→ REQUEST
Filter the entries, keeping every line with the word "Iavg".

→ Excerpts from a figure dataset
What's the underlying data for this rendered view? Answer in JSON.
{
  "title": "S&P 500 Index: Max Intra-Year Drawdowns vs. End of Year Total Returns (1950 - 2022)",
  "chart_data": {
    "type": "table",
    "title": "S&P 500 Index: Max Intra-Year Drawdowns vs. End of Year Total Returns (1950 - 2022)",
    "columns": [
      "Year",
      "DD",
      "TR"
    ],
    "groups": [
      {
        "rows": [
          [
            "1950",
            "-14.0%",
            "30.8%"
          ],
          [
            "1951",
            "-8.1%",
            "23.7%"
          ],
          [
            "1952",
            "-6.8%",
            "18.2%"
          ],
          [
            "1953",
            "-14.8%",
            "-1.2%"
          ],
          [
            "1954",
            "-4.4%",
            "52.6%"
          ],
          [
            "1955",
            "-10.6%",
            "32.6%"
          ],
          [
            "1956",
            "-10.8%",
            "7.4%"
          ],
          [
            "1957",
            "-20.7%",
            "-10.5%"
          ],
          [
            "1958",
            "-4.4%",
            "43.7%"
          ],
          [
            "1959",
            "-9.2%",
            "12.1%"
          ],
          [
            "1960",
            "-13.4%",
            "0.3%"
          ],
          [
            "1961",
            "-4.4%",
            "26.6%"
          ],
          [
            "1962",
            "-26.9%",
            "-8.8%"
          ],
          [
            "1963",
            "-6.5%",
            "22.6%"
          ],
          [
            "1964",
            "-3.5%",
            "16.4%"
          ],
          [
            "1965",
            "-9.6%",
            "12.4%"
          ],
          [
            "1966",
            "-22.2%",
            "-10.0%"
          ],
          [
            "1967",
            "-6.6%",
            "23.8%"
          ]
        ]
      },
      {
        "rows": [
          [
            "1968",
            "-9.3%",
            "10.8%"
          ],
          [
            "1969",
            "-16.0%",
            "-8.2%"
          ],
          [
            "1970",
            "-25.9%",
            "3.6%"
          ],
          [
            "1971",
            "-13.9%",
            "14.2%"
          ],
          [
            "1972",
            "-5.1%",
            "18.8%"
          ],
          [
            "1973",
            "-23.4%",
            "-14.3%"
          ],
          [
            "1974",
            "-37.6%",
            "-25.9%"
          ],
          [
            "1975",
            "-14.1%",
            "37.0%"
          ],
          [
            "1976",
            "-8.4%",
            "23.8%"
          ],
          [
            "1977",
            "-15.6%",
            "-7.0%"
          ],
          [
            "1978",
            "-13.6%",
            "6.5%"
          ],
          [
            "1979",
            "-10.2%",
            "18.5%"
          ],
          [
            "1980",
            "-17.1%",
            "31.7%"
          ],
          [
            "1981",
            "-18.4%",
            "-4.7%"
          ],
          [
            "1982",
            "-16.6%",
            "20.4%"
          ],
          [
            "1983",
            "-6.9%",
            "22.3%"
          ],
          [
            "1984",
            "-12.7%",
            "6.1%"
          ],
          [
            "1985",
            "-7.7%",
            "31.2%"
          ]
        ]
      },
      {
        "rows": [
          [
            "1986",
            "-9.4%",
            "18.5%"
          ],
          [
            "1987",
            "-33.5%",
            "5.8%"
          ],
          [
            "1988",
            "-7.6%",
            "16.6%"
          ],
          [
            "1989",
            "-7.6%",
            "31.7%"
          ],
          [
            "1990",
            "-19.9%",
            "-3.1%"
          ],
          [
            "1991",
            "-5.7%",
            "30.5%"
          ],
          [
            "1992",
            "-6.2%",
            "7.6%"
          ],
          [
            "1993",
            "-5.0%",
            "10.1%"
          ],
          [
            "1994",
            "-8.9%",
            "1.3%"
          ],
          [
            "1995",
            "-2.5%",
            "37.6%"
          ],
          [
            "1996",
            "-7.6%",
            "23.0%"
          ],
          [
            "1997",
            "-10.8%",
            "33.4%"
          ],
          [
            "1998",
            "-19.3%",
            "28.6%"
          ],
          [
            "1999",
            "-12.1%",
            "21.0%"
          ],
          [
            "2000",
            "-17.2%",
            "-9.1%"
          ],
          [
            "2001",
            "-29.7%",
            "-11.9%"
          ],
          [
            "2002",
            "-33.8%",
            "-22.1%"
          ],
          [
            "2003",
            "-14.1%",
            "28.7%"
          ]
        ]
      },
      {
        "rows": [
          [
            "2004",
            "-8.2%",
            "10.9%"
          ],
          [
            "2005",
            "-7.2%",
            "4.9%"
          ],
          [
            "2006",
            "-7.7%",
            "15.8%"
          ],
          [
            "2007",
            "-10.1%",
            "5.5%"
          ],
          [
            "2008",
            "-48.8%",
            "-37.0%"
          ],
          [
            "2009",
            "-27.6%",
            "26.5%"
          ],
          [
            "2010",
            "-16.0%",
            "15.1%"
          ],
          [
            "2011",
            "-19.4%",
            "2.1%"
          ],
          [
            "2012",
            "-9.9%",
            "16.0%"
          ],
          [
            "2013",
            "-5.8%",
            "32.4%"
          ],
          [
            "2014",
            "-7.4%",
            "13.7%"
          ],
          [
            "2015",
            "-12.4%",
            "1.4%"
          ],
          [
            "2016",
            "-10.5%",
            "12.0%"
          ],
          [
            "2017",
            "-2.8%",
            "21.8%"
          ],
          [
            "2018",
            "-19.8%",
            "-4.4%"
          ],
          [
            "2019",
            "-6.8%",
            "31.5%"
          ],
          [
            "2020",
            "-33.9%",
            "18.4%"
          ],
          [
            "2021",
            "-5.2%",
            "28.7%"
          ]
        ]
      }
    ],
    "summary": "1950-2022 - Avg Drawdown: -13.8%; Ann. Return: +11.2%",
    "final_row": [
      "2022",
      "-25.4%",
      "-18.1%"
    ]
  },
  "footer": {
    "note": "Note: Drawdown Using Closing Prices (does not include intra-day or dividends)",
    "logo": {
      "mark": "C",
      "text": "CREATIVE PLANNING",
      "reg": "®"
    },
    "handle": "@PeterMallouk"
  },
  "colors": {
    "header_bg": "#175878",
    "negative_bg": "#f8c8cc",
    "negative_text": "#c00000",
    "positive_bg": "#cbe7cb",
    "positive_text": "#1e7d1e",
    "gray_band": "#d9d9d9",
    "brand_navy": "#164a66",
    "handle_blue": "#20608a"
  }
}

==

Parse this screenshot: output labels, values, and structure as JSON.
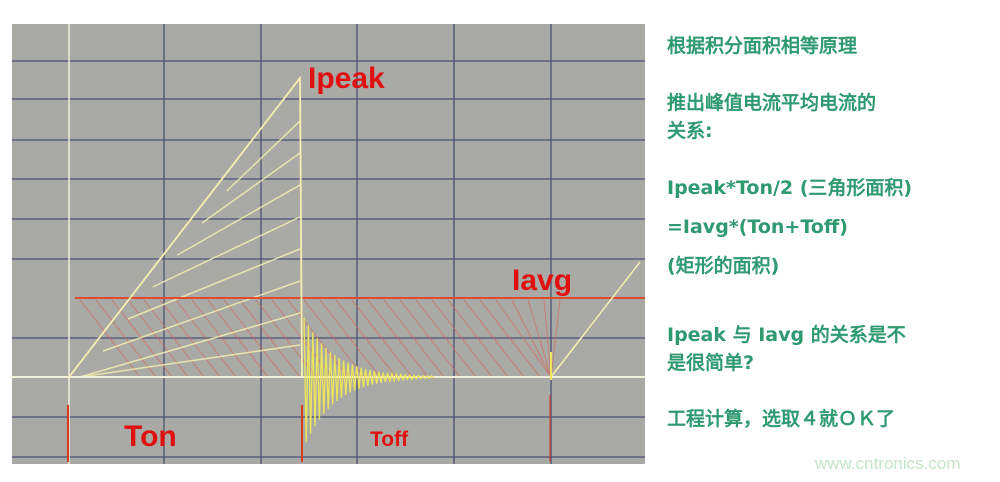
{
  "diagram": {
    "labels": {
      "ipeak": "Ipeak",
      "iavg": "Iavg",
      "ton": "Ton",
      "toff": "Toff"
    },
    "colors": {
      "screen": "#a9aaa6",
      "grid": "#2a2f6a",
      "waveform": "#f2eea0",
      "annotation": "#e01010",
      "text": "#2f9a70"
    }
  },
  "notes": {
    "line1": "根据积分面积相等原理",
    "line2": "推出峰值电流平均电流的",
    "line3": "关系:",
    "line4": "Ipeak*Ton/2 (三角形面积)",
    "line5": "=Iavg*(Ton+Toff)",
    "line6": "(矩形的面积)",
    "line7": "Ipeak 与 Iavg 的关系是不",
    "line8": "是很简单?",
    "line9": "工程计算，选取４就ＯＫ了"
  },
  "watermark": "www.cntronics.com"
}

→ TASK RESULT
      "iavg": "Iavg",
    "line5": "=Iavg*(Ton+Toff)",
    "line7": "Ipeak 与 Iavg 的关系是不",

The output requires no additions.